> [PROMPT]
From the entries below, copy every line holding the word "安全准点预报指数".

[GIVEN RECORDS start]

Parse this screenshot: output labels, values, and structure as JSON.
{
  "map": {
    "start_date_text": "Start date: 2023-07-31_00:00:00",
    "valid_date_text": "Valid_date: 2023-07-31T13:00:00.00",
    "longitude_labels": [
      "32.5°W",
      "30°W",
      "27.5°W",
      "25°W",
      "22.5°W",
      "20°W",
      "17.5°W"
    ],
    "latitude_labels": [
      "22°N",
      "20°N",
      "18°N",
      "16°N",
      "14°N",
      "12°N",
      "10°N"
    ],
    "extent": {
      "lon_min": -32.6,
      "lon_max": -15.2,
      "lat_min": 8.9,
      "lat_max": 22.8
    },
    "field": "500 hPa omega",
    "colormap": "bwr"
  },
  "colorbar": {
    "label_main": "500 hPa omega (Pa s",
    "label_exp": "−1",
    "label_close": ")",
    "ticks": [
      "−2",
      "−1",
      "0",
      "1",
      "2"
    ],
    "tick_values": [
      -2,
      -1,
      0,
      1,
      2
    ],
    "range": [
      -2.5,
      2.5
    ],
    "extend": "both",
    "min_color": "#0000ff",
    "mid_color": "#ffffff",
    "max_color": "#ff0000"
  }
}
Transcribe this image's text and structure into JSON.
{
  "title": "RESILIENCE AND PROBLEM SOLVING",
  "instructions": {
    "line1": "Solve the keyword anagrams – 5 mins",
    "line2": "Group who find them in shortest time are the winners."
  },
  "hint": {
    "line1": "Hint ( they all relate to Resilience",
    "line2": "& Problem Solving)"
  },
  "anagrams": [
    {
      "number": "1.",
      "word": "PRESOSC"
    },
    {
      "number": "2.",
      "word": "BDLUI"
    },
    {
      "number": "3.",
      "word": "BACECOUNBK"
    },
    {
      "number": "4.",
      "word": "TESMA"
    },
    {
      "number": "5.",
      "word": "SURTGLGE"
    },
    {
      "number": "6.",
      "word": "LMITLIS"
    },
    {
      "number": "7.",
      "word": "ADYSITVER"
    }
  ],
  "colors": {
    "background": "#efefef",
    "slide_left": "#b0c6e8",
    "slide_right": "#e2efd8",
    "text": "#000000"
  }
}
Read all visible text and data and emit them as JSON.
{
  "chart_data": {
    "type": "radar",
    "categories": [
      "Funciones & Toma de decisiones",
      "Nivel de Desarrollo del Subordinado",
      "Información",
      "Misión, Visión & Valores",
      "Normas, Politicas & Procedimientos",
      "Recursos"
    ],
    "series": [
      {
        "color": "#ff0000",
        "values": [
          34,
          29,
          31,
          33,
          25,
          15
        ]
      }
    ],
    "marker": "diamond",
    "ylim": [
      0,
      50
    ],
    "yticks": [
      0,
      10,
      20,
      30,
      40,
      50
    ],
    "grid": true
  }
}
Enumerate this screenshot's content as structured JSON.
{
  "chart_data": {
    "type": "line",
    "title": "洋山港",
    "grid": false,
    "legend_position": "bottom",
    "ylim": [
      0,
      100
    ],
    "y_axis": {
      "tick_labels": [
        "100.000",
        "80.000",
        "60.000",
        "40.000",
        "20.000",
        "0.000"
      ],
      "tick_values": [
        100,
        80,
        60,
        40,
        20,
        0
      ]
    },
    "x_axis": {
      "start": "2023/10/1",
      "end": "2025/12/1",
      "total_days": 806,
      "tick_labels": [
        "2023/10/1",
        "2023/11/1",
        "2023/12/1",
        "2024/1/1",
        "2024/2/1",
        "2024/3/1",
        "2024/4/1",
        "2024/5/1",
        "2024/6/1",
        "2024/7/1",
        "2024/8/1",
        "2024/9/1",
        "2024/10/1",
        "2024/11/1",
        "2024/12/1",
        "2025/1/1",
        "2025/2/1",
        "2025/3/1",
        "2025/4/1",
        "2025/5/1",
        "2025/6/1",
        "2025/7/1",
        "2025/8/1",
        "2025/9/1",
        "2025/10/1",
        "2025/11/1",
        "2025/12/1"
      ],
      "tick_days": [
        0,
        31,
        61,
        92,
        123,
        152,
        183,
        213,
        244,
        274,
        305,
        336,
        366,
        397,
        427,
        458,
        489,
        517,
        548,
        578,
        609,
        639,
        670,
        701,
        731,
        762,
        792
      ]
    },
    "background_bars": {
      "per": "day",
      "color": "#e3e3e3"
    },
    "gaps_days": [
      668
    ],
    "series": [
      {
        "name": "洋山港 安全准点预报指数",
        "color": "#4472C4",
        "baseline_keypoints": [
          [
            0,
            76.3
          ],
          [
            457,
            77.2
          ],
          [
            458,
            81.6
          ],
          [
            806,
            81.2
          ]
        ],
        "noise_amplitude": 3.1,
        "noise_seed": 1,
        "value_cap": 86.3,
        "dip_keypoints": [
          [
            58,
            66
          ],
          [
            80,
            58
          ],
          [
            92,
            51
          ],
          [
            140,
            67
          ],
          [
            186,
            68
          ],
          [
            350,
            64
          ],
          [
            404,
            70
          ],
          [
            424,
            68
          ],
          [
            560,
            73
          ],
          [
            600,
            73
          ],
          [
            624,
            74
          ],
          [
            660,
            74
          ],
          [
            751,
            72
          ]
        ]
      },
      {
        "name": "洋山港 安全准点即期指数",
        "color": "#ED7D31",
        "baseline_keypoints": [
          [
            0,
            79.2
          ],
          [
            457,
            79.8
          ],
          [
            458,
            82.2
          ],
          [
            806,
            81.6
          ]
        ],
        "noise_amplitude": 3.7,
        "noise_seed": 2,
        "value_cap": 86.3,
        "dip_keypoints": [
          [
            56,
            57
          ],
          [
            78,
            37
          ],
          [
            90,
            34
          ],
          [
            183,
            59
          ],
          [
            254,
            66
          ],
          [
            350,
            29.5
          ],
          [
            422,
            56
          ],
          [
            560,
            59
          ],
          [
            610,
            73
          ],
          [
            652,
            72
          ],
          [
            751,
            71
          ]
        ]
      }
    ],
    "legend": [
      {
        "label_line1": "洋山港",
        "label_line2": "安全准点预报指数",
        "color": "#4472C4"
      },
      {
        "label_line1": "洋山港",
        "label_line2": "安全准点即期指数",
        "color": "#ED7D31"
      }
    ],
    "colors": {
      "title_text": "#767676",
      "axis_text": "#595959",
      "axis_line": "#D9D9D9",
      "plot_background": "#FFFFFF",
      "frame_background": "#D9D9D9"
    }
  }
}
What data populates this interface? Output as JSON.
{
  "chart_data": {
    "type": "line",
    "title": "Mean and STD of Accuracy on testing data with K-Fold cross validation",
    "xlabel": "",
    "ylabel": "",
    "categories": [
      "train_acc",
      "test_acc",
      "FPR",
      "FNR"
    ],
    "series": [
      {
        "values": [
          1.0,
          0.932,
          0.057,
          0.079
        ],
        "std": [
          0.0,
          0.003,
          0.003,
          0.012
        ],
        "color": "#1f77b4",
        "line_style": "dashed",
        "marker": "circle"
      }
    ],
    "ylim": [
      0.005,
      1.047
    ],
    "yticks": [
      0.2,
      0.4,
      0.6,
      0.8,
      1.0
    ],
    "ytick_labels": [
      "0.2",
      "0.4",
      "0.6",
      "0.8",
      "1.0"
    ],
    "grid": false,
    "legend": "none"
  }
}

[GIVEN RECORDS end]

> [FULL SOLUTION]
        "name": "洋山港 安全准点预报指数",
        "label_line2": "安全准点预报指数",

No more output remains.